To do
Can the data below be set down again exactly, line for line?

::::

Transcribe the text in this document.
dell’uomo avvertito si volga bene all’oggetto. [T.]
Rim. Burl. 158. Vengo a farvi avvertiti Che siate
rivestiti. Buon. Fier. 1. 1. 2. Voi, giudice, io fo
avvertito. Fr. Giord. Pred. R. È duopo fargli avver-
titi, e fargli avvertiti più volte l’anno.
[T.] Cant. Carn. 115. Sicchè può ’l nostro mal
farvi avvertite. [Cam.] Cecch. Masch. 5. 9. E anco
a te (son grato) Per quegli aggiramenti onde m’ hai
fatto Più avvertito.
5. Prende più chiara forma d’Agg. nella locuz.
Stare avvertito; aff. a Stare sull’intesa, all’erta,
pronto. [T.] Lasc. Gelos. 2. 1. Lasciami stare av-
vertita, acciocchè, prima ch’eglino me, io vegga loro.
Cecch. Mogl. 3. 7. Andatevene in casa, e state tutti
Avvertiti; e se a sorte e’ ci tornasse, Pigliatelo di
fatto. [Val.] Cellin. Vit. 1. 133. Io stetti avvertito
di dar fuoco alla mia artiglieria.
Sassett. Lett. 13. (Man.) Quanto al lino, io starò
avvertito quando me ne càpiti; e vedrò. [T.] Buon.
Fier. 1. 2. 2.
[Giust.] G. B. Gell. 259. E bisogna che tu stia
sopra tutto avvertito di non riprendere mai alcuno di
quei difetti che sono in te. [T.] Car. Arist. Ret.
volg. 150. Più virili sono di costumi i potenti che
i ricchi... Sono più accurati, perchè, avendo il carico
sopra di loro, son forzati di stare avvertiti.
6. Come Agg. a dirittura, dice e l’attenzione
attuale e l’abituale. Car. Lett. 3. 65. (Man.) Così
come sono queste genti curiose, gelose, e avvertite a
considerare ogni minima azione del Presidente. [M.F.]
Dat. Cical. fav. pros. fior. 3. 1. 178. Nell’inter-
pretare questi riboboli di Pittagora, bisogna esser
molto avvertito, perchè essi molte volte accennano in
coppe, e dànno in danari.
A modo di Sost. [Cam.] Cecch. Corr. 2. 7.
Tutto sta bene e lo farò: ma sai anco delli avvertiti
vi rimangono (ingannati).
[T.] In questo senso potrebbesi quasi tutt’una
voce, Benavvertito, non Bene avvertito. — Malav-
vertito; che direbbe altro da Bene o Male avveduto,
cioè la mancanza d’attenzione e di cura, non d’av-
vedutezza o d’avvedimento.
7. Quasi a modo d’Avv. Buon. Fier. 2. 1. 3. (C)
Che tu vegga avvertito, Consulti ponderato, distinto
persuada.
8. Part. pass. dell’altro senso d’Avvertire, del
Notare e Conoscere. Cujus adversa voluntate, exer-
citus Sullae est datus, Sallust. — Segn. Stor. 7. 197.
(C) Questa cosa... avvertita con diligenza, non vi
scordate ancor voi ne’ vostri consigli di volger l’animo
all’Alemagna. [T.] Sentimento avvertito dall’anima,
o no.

::::

Result of this task
Transcribe the text in this document.
dell’uomo avvertito si volga bene all’oggetto. [T.]
Rim. Burl. 158. Vengo a farvi avvertiti Che siate
rivestiti. Buon. Fier. 1. 1. 2. Voi, giudice, io fo
avvertito. Fr. Giord. Pred. R. È duopo fargli avver-
titi, e fargli avvertiti più volte l’anno.
[T.] Cant. Carn. 115. Sicchè può ’l nostro mal
farvi avvertite. [Cam.] Cecch. Masch. 5. 9. E anco
a te (son grato) Per quegli aggiramenti onde m’ hai
fatto Più avvertito.
5. Prende più chiara forma d’Agg. nella locuz.
Stare avvertito; aff. a Stare sull’intesa, all’erta,
pronto. [T.] Lasc. Gelos. 2. 1. Lasciami stare av-
vertita, acciocchè, prima ch’eglino me, io vegga loro.
Cecch. Mogl. 3. 7. Andatevene in casa, e state tutti
Avvertiti; e se a sorte e’ ci tornasse, Pigliatelo di
fatto. [Val.] Cellin. Vit. 1. 133. Io stetti avvertito
di dar fuoco alla mia artiglieria.
Sassett. Lett. 13. (Man.) Quanto al lino, io starò
avvertito quando me ne càpiti; e vedrò. [T.] Buon.
Fier. 1. 2. 2.
[Giust.] G. B. Gell. 259. E bisogna che tu stia
sopra tutto avvertito di non riprendere mai alcuno di
quei difetti che sono in te. [T.] Car. Arist. Ret.
volg. 150. Più virili sono di costumi i potenti che
i ricchi... Sono più accurati, perchè, avendo il carico
sopra di loro, son forzati di stare avvertiti.
6. Come Agg. a dirittura, dice e l’attenzione
attuale e l’abituale. Car. Lett. 3. 65. (Man.) Così
come sono queste genti curiose, gelose, e avvertite a
considerare ogni minima azione del Presidente. [M.F.]
Dat. Cical. fav. pros. fior. 3. 1. 178. Nell’inter-
pretare questi riboboli di Pittagora, bisogna esser
molto avvertito, perchè essi molte volte accennano in
coppe, e dànno in danari.
A modo di Sost. [Cam.] Cecch. Corr. 2. 7.
Tutto sta bene e lo farò: ma sai anco delli avvertiti
vi rimangono (ingannati).
[T.] In questo senso potrebbesi quasi tutt’una
voce, Benavvertito, non Bene avvertito. — Malav-
vertito; che direbbe altro da Bene o Male avveduto,
cioè la mancanza d’attenzione e di cura, non d’av-
vedutezza o d’avvedimento.
7. Quasi a modo d’Avv. Buon. Fier. 2. 1. 3. (C)
Che tu vegga avvertito, Consulti ponderato, distinto
persuada.
8. Part. pass. dell’altro senso d’Avvertire, del
Notare e Conoscere. Cujus adversa voluntate, exer-
citus Sullae est datus, Sallust. — Segn. Stor. 7. 197.
(C) Questa cosa... avvertita con diligenza, non vi
scordate ancor voi ne’ vostri consigli di volger l’animo
all’Alemagna. [T.] Sentimento avvertito dall’anima,
o no.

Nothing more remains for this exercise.